━━━ Text provided ━━━
Base training is simple. The model is trained considering the input training dataset in a straightforward way. It is enough with setting "training_type": "base" in the JSON file, nothing else needs to be done.

Auto-validation

In auto-validation training, a subset of the training dataset is explicitly avoided during training so it represents previously unseen data. As this subset is not used during training, it can be used to compute a reasonable initial estimation of the generalization capabilities of the model. While this validation is not enough because, typically, the validation data comes from a very similar distribution to the training data, it yields valuable information directly inside the training pipeline. After all, if a model does not present a good generalization on a similar data distribution, it is not likely to generalize well to datasets with different characteristics.

To use an auto-validation training strategy one must set "training_type: "autoval" in the model training component. On top of that, the arguments detailed below can be used to configure the auto-validation.

{
    "training_type": "autoval",
    "autoval_metrics": ["OA", "MCC"],
    "autoval_size": 0.2,
    "shuffle_points": true
}

– autoval_metrics

A list of strings representing the metrics to compute for the auto-validation. The following can be used:

• "OA" Overall accuracy.

• "P" Precision.

• "R" Recall.

• "F1" F1 score (harmonic mean of precision and recall).

• "IoU" Intersection over union (also known as Jaccard index).

• "wP" Weighted precision (weights by the number of true instances for each class).

• "wR" Weighted recall (weights by the number of true instances for each class).

• "wF1" Weighted F1 score (weights by the number of true instances for each class).

• "wIoU" Weighted intersection over union (weights by the number of true instances for each class).

• "MCC" Matthews correlation coefficient.

• "Kappa" Cohen’s kappa score.

– autoval_size

How many training data consider for the auto validation subset. It must be given as a number inside \((0, 1]\) when given as a float (ratio) or inside \((0, m]\) when given as an int (number of points).

– shuffle_points

Whether to randomly shuffle the points (True) or not (False).
━━━
__Requirement__.
In the training documentation, what does the metric string "IoU" stand for? The listing that comes after this passage is not needed for the work.
━━━ Data provided ━━━
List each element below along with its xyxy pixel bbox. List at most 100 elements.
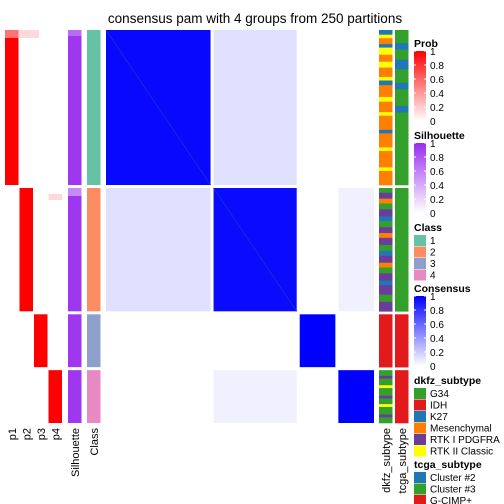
━━━
__Full response__.
Intersection over union, also known as the Jaccard index.